* _Written request_
Extract all of the entries and set them down verbatim.

* _Data section_

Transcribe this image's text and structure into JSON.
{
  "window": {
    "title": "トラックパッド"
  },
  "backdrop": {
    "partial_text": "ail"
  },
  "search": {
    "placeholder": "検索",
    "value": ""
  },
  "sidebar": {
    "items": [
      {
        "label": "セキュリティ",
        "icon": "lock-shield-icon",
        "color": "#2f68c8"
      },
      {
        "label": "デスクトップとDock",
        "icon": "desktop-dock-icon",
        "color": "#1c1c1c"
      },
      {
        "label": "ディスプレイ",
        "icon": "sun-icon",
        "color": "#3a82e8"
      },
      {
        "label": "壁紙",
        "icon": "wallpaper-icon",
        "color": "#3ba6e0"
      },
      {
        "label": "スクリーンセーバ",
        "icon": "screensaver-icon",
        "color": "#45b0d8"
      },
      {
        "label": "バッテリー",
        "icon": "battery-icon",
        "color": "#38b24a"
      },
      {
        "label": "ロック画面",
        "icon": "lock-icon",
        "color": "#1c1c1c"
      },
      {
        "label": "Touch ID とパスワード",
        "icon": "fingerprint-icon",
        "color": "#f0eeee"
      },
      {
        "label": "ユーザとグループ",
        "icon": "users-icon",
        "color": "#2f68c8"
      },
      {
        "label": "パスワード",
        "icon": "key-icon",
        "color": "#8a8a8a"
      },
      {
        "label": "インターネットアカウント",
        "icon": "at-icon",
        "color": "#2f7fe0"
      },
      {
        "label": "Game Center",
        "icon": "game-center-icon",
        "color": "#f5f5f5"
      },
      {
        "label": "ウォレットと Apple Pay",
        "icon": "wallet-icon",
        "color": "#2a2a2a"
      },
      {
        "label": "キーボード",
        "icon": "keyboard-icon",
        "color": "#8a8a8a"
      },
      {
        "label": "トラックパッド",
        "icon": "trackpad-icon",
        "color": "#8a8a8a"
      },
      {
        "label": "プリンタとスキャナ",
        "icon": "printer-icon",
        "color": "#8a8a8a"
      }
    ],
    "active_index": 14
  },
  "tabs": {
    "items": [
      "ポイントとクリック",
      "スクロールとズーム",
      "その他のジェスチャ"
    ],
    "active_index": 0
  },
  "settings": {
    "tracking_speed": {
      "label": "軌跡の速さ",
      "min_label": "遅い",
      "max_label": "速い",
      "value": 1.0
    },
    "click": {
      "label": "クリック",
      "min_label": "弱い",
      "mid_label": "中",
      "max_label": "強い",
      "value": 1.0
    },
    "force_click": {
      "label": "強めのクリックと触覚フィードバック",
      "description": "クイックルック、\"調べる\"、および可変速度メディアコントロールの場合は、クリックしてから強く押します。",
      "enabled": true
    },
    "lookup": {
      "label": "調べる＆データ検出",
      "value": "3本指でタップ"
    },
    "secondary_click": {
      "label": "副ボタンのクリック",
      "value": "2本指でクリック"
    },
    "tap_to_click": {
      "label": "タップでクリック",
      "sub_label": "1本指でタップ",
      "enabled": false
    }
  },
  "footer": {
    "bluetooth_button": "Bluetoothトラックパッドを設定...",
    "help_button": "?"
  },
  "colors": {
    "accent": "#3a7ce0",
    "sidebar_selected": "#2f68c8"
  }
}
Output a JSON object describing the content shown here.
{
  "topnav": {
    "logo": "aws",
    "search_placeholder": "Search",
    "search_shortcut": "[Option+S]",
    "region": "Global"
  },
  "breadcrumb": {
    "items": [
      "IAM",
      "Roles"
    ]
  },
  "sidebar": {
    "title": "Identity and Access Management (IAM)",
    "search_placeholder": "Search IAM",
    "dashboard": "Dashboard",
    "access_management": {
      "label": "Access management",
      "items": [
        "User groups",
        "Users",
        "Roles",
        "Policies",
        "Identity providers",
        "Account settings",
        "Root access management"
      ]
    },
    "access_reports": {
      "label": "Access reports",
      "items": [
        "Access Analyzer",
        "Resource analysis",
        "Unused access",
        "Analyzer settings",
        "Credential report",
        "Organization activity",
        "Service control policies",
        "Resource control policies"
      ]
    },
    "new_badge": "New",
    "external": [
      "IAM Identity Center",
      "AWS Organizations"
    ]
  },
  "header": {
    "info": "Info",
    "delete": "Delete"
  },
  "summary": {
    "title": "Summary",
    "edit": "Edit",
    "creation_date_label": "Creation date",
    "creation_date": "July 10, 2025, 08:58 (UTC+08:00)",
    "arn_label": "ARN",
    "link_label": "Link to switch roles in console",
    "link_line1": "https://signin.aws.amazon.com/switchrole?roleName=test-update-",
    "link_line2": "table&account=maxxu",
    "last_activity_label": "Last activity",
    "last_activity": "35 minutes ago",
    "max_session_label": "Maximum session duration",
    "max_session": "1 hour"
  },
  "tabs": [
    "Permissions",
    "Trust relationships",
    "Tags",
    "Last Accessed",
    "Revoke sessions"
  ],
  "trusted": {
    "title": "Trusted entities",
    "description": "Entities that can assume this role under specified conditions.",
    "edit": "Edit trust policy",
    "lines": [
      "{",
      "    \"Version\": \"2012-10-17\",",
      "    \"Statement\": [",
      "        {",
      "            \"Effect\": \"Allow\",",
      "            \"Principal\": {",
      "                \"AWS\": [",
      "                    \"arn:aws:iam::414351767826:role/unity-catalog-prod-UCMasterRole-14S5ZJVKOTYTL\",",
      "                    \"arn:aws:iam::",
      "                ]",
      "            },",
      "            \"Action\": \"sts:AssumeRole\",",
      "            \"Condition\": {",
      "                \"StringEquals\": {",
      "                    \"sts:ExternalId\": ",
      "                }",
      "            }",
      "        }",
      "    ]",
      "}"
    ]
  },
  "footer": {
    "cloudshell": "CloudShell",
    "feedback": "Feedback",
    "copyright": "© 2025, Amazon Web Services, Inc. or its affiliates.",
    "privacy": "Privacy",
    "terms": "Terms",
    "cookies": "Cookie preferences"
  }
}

* _Completed exercise_
Transcribe this image's text and structure into JSON.
{
  "window": {
    "title": "トラックパッド"
  },
  "backdrop": {
    "partial_text": "ail"
  },
  "search": {
    "placeholder": "検索",
    "value": ""
  },
  "sidebar": {
    "items": [
      {
        "label": "セキュリティ",
        "icon": "lock-shield-icon",
        "color": "#2f68c8"
      },
      {
        "label": "デスクトップとDock",
        "icon": "desktop-dock-icon",
        "color": "#1c1c1c"
      },
      {
        "label": "ディスプレイ",
        "icon": "sun-icon",
        "color": "#3a82e8"
      },
      {
        "label": "壁紙",
        "icon": "wallpaper-icon",
        "color": "#3ba6e0"
      },
      {
        "label": "スクリーンセーバ",
        "icon": "screensaver-icon",
        "color": "#45b0d8"
      },
      {
        "label": "バッテリー",
        "icon": "battery-icon",
        "color": "#38b24a"
      },
      {
        "label": "ロック画面",
        "icon": "lock-icon",
        "color": "#1c1c1c"
      },
      {
        "label": "Touch ID とパスワード",
        "icon": "fingerprint-icon",
        "color": "#f0eeee"
      },
      {
        "label": "ユーザとグループ",
        "icon": "users-icon",
        "color": "#2f68c8"
      },
      {
        "label": "パスワード",
        "icon": "key-icon",
        "color": "#8a8a8a"
      },
      {
        "label": "インターネットアカウント",
        "icon": "at-icon",
        "color": "#2f7fe0"
      },
      {
        "label": "Game Center",
        "icon": "game-center-icon",
        "color": "#f5f5f5"
      },
      {
        "label": "ウォレットと Apple Pay",
        "icon": "wallet-icon",
        "color": "#2a2a2a"
      },
      {
        "label": "キーボード",
        "icon": "keyboard-icon",
        "color": "#8a8a8a"
      },
      {
        "label": "トラックパッド",
        "icon": "trackpad-icon",
        "color": "#8a8a8a"
      },
      {
        "label": "プリンタとスキャナ",
        "icon": "printer-icon",
        "color": "#8a8a8a"
      }
    ],
    "active_index": 14
  },
  "tabs": {
    "items": [
      "ポイントとクリック",
      "スクロールとズーム",
      "その他のジェスチャ"
    ],
    "active_index": 0
  },
  "settings": {
    "tracking_speed": {
      "label": "軌跡の速さ",
      "min_label": "遅い",
      "max_label": "速い",
      "value": 1.0
    },
    "click": {
      "label": "クリック",
      "min_label": "弱い",
      "mid_label": "中",
      "max_label": "強い",
      "value": 1.0
    },
    "force_click": {
      "label": "強めのクリックと触覚フィードバック",
      "description": "クイックルック、\"調べる\"、および可変速度メディアコントロールの場合は、クリックしてから強く押します。",
      "enabled": true
    },
    "lookup": {
      "label": "調べる＆データ検出",
      "value": "3本指でタップ"
    },
    "secondary_click": {
      "label": "副ボタンのクリック",
      "value": "2本指でクリック"
    },
    "tap_to_click": {
      "label": "タップでクリック",
      "sub_label": "1本指でタップ",
      "enabled": false
    }
  },
  "footer": {
    "bluetooth_button": "Bluetoothトラックパッドを設定...",
    "help_button": "?"
  },
  "colors": {
    "accent": "#3a7ce0",
    "sidebar_selected": "#2f68c8"
  }
}
Output a JSON object describing the content shown here.
{
  "topnav": {
    "logo": "aws",
    "search_placeholder": "Search",
    "search_shortcut": "[Option+S]",
    "region": "Global"
  },
  "breadcrumb": {
    "items": [
      "IAM",
      "Roles"
    ]
  },
  "sidebar": {
    "title": "Identity and Access Management (IAM)",
    "search_placeholder": "Search IAM",
    "dashboard": "Dashboard",
    "access_management": {
      "label": "Access management",
      "items": [
        "User groups",
        "Users",
        "Roles",
        "Policies",
        "Identity providers",
        "Account settings",
        "Root access management"
      ]
    },
    "access_reports": {
      "label": "Access reports",
      "items": [
        "Access Analyzer",
        "Resource analysis",
        "Unused access",
        "Analyzer settings",
        "Credential report",
        "Organization activity",
        "Service control policies",
        "Resource control policies"
      ]
    },
    "new_badge": "New",
    "external": [
      "IAM Identity Center",
      "AWS Organizations"
    ]
  },
  "header": {
    "info": "Info",
    "delete": "Delete"
  },
  "summary": {
    "title": "Summary",
    "edit": "Edit",
    "creation_date_label": "Creation date",
    "creation_date": "July 10, 2025, 08:58 (UTC+08:00)",
    "arn_label": "ARN",
    "link_label": "Link to switch roles in console",
    "link_line1": "https://signin.aws.amazon.com/switchrole?roleName=test-update-",
    "link_line2": "table&account=maxxu",
    "last_activity_label": "Last activity",
    "last_activity": "35 minutes ago",
    "max_session_label": "Maximum session duration",
    "max_session": "1 hour"
  },
  "tabs": [
    "Permissions",
    "Trust relationships",
    "Tags",
    "Last Accessed",
    "Revoke sessions"
  ],
  "trusted": {
    "title": "Trusted entities",
    "description": "Entities that can assume this role under specified conditions.",
    "edit": "Edit trust policy",
    "lines": [
      "{",
      "    \"Version\": \"2012-10-17\",",
      "    \"Statement\": [",
      "        {",
      "            \"Effect\": \"Allow\",",
      "            \"Principal\": {",
      "                \"AWS\": [",
      "                    \"arn:aws:iam::414351767826:role/unity-catalog-prod-UCMasterRole-14S5ZJVKOTYTL\",",
      "                    \"arn:aws:iam::",
      "                ]",
      "            },",
      "            \"Action\": \"sts:AssumeRole\",",
      "            \"Condition\": {",
      "                \"StringEquals\": {",
      "                    \"sts:ExternalId\": ",
      "                }",
      "            }",
      "        }",
      "    ]",
      "}"
    ]
  },
  "footer": {
    "cloudshell": "CloudShell",
    "feedback": "Feedback",
    "copyright": "© 2025, Amazon Web Services, Inc. or its affiliates.",
    "privacy": "Privacy",
    "terms": "Terms",
    "cookies": "Cookie preferences"
  }
}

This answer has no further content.